### Exercise task
Copy out every line of the data below, word for word and without any changes.

[Extracted records]
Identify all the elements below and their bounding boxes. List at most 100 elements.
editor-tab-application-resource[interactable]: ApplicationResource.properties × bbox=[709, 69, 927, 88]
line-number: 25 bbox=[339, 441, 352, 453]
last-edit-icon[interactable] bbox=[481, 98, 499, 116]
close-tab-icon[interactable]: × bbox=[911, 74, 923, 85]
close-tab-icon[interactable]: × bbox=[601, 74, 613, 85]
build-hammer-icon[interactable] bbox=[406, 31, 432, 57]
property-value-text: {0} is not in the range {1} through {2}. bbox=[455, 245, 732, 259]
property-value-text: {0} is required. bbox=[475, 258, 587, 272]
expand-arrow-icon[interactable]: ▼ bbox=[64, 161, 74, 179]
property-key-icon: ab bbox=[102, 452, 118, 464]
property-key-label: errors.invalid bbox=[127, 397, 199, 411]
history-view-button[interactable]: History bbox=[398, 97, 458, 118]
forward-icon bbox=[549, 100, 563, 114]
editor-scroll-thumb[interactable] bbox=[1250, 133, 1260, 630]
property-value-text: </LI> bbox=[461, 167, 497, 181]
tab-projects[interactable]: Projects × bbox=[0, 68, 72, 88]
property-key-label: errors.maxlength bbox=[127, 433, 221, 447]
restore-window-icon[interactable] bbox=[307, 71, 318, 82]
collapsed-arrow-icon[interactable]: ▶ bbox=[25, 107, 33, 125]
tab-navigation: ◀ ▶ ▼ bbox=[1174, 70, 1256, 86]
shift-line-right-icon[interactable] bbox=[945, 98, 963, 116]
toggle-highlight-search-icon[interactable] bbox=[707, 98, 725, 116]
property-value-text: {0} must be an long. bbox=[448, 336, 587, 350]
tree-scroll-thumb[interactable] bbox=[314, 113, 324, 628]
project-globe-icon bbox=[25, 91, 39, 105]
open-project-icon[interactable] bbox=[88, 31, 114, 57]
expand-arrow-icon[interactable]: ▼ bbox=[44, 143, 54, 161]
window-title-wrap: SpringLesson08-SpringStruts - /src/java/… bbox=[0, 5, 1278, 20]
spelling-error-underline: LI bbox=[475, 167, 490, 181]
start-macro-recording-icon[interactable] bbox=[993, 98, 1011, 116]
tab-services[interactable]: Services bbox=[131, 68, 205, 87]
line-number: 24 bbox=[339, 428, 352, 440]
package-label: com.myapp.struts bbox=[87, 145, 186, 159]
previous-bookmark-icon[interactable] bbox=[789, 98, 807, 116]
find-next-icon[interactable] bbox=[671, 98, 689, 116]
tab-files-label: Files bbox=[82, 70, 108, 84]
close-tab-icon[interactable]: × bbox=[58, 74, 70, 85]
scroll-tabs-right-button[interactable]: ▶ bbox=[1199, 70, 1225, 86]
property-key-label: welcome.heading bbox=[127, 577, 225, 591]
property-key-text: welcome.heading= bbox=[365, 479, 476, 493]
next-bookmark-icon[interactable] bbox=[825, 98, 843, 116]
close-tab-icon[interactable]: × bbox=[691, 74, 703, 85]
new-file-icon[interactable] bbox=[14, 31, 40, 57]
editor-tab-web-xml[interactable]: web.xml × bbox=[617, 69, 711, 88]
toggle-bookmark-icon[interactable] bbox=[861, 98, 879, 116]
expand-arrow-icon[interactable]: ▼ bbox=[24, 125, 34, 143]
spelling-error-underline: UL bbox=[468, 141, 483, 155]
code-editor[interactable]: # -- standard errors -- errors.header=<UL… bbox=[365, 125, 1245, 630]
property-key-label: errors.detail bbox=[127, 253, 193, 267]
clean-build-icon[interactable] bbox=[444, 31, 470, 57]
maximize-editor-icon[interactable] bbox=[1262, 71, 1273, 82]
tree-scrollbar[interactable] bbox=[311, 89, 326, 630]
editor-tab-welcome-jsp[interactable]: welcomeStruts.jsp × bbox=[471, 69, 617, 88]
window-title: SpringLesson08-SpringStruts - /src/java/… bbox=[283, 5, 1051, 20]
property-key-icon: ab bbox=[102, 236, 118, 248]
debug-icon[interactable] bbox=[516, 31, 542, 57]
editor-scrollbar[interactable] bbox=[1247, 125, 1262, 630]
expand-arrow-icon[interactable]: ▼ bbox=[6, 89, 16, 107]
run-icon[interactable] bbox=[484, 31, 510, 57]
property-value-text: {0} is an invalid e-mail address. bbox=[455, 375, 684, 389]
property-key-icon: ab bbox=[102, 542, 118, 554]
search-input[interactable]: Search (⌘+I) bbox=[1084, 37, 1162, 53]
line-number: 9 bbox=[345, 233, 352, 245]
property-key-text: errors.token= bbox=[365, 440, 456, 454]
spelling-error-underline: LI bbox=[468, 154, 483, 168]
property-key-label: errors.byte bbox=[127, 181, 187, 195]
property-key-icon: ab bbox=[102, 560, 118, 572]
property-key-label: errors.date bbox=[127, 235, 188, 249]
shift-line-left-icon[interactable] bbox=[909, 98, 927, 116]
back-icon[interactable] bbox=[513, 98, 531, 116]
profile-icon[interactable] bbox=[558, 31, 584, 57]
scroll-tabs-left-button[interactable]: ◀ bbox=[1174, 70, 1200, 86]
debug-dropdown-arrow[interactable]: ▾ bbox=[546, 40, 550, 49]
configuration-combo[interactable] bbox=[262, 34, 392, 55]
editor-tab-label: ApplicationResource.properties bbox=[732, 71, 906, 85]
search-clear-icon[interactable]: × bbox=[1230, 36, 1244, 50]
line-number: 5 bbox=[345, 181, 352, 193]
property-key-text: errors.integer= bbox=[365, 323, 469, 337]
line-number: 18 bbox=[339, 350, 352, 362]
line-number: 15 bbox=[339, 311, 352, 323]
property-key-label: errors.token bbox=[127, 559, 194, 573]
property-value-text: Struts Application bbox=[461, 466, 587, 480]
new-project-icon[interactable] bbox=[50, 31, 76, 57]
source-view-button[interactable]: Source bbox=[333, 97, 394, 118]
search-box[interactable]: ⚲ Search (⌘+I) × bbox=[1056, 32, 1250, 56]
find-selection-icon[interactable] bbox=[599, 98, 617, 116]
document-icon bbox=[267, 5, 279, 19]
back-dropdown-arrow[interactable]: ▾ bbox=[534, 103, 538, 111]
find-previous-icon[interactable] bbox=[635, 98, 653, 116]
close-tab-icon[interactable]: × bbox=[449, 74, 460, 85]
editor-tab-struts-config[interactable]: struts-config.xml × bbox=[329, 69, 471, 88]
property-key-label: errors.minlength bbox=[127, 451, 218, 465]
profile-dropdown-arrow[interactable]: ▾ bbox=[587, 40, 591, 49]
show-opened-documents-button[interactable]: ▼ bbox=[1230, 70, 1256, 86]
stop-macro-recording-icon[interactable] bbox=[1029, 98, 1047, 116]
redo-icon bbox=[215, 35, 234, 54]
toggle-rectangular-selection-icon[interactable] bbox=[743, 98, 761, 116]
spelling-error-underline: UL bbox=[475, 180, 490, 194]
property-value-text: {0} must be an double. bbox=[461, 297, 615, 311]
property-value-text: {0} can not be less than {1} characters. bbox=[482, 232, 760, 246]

### Full response
Identify all the elements below and their bounding boxes. List at most 100 elements.
editor-tab-application-resource[interactable]: ApplicationResource.properties × bbox=[709, 69, 927, 88]
line-number: 25 bbox=[339, 441, 352, 453]
last-edit-icon[interactable] bbox=[481, 98, 499, 116]
close-tab-icon[interactable]: × bbox=[911, 74, 923, 85]
close-tab-icon[interactable]: × bbox=[601, 74, 613, 85]
build-hammer-icon[interactable] bbox=[406, 31, 432, 57]
property-value-text: {0} is not in the range {1} through {2}. bbox=[455, 245, 732, 259]
property-value-text: {0} is required. bbox=[475, 258, 587, 272]
expand-arrow-icon[interactable]: ▼ bbox=[64, 161, 74, 179]
property-key-icon: ab bbox=[102, 452, 118, 464]
property-key-label: errors.invalid bbox=[127, 397, 199, 411]
history-view-button[interactable]: History bbox=[398, 97, 458, 118]
forward-icon bbox=[549, 100, 563, 114]
editor-scroll-thumb[interactable] bbox=[1250, 133, 1260, 630]
property-value-text: </LI> bbox=[461, 167, 497, 181]
tab-projects[interactable]: Projects × bbox=[0, 68, 72, 88]
property-key-label: errors.maxlength bbox=[127, 433, 221, 447]
restore-window-icon[interactable] bbox=[307, 71, 318, 82]
collapsed-arrow-icon[interactable]: ▶ bbox=[25, 107, 33, 125]
tab-navigation: ◀ ▶ ▼ bbox=[1174, 70, 1256, 86]
shift-line-right-icon[interactable] bbox=[945, 98, 963, 116]
toggle-highlight-search-icon[interactable] bbox=[707, 98, 725, 116]
property-value-text: {0} must be an long. bbox=[448, 336, 587, 350]
tree-scroll-thumb[interactable] bbox=[314, 113, 324, 628]
project-globe-icon bbox=[25, 91, 39, 105]
open-project-icon[interactable] bbox=[88, 31, 114, 57]
expand-arrow-icon[interactable]: ▼ bbox=[44, 143, 54, 161]
window-title-wrap: SpringLesson08-SpringStruts - /src/java/… bbox=[0, 5, 1278, 20]
spelling-error-underline: LI bbox=[475, 167, 490, 181]
start-macro-recording-icon[interactable] bbox=[993, 98, 1011, 116]
tab-services[interactable]: Services bbox=[131, 68, 205, 87]
line-number: 24 bbox=[339, 428, 352, 440]
package-label: com.myapp.struts bbox=[87, 145, 186, 159]
previous-bookmark-icon[interactable] bbox=[789, 98, 807, 116]
find-next-icon[interactable] bbox=[671, 98, 689, 116]
tab-files-label: Files bbox=[82, 70, 108, 84]
close-tab-icon[interactable]: × bbox=[58, 74, 70, 85]
scroll-tabs-right-button[interactable]: ▶ bbox=[1199, 70, 1225, 86]
property-key-label: welcome.heading bbox=[127, 577, 225, 591]
property-key-text: welcome.heading= bbox=[365, 479, 476, 493]
next-bookmark-icon[interactable] bbox=[825, 98, 843, 116]
close-tab-icon[interactable]: × bbox=[691, 74, 703, 85]
new-file-icon[interactable] bbox=[14, 31, 40, 57]
editor-tab-web-xml[interactable]: web.xml × bbox=[617, 69, 711, 88]
toggle-bookmark-icon[interactable] bbox=[861, 98, 879, 116]
expand-arrow-icon[interactable]: ▼ bbox=[24, 125, 34, 143]
spelling-error-underline: UL bbox=[468, 141, 483, 155]
code-editor[interactable]: # -- standard errors -- errors.header=<UL… bbox=[365, 125, 1245, 630]
property-key-label: errors.detail bbox=[127, 253, 193, 267]
clean-build-icon[interactable] bbox=[444, 31, 470, 57]
maximize-editor-icon[interactable] bbox=[1262, 71, 1273, 82]
tree-scrollbar[interactable] bbox=[311, 89, 326, 630]
editor-tab-welcome-jsp[interactable]: welcomeStruts.jsp × bbox=[471, 69, 617, 88]
window-title: SpringLesson08-SpringStruts - /src/java/… bbox=[283, 5, 1051, 20]
property-key-icon: ab bbox=[102, 236, 118, 248]
debug-icon[interactable] bbox=[516, 31, 542, 57]
editor-scrollbar[interactable] bbox=[1247, 125, 1262, 630]
expand-arrow-icon[interactable]: ▼ bbox=[6, 89, 16, 107]
run-icon[interactable] bbox=[484, 31, 510, 57]
property-value-text: {0} is an invalid e-mail address. bbox=[455, 375, 684, 389]
property-key-icon: ab bbox=[102, 542, 118, 554]
search-input[interactable]: Search (⌘+I) bbox=[1084, 37, 1162, 53]
line-number: 9 bbox=[345, 233, 352, 245]
property-key-text: errors.token= bbox=[365, 440, 456, 454]
spelling-error-underline: LI bbox=[468, 154, 483, 168]
property-key-label: errors.byte bbox=[127, 181, 187, 195]
property-key-icon: ab bbox=[102, 560, 118, 572]
property-key-label: errors.date bbox=[127, 235, 188, 249]
shift-line-left-icon[interactable] bbox=[909, 98, 927, 116]
back-icon[interactable] bbox=[513, 98, 531, 116]
profile-icon[interactable] bbox=[558, 31, 584, 57]
scroll-tabs-left-button[interactable]: ◀ bbox=[1174, 70, 1200, 86]
debug-dropdown-arrow[interactable]: ▾ bbox=[546, 40, 550, 49]
configuration-combo[interactable] bbox=[262, 34, 392, 55]
editor-tab-label: ApplicationResource.properties bbox=[732, 71, 906, 85]
search-clear-icon[interactable]: × bbox=[1230, 36, 1244, 50]
line-number: 5 bbox=[345, 181, 352, 193]
property-key-text: errors.integer= bbox=[365, 323, 469, 337]
line-number: 18 bbox=[339, 350, 352, 362]
line-number: 15 bbox=[339, 311, 352, 323]
property-key-label: errors.token bbox=[127, 559, 194, 573]
property-value-text: Struts Application bbox=[461, 466, 587, 480]
new-project-icon[interactable] bbox=[50, 31, 76, 57]
source-view-button[interactable]: Source bbox=[333, 97, 394, 118]
search-box[interactable]: ⚲ Search (⌘+I) × bbox=[1056, 32, 1250, 56]
find-selection-icon[interactable] bbox=[599, 98, 617, 116]
document-icon bbox=[267, 5, 279, 19]
back-dropdown-arrow[interactable]: ▾ bbox=[534, 103, 538, 111]
find-previous-icon[interactable] bbox=[635, 98, 653, 116]
close-tab-icon[interactable]: × bbox=[449, 74, 460, 85]
editor-tab-struts-config[interactable]: struts-config.xml × bbox=[329, 69, 471, 88]
property-key-label: errors.minlength bbox=[127, 451, 218, 465]
profile-dropdown-arrow[interactable]: ▾ bbox=[587, 40, 591, 49]
show-opened-documents-button[interactable]: ▼ bbox=[1230, 70, 1256, 86]
stop-macro-recording-icon[interactable] bbox=[1029, 98, 1047, 116]
redo-icon bbox=[215, 35, 234, 54]
toggle-rectangular-selection-icon[interactable] bbox=[743, 98, 761, 116]
spelling-error-underline: UL bbox=[475, 180, 490, 194]
property-value-text: {0} must be an double. bbox=[461, 297, 615, 311]
property-value-text: {0} can not be less than {1} characters. bbox=[482, 232, 760, 246]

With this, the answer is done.